** OBJECTIVE **
Could you output each line of the data that follows exactly?

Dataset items
————————

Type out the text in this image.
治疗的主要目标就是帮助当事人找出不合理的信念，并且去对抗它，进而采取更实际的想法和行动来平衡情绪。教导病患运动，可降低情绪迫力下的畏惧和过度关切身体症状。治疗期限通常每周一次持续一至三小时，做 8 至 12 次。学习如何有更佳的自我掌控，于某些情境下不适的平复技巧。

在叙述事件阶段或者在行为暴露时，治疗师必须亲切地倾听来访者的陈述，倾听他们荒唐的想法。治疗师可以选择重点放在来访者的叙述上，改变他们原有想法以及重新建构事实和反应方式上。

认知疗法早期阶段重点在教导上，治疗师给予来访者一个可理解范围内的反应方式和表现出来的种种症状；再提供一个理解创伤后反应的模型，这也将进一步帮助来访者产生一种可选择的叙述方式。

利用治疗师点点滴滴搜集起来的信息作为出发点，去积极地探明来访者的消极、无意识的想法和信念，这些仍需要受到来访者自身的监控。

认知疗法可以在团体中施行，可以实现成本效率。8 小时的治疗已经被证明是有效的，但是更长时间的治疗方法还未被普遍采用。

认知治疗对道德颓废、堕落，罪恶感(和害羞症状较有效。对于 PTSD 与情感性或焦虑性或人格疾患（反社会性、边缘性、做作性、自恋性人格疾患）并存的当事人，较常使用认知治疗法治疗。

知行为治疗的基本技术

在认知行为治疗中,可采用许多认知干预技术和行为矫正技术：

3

————————

** IN RESPONSE **
Type out the text in this image.
治疗的主要目标就是帮助当事人找出不合理的信念，并且去对抗它，进而采取更实际的想法和行动来平衡情绪。教导病患运动，可降低情绪迫力下的畏惧和过度关切身体症状。治疗期限通常每周一次持续一至三小时，做 8 至 12 次。学习如何有更佳的自我掌控，于某些情境下不适的平复技巧。

在叙述事件阶段或者在行为暴露时，治疗师必须亲切地倾听来访者的陈述，倾听他们荒唐的想法。治疗师可以选择重点放在来访者的叙述上，改变他们原有想法以及重新建构事实和反应方式上。

认知疗法早期阶段重点在教导上，治疗师给予来访者一个可理解范围内的反应方式和表现出来的种种症状；再提供一个理解创伤后反应的模型，这也将进一步帮助来访者产生一种可选择的叙述方式。

利用治疗师点点滴滴搜集起来的信息作为出发点，去积极地探明来访者的消极、无意识的想法和信念，这些仍需要受到来访者自身的监控。

认知疗法可以在团体中施行，可以实现成本效率。8 小时的治疗已经被证明是有效的，但是更长时间的治疗方法还未被普遍采用。

认知治疗对道德颓废、堕落，罪恶感(和害羞症状较有效。对于 PTSD 与情感性或焦虑性或人格疾患（反社会性、边缘性、做作性、自恋性人格疾患）并存的当事人，较常使用认知治疗法治疗。

知行为治疗的基本技术

在认知行为治疗中,可采用许多认知干预技术和行为矫正技术：

3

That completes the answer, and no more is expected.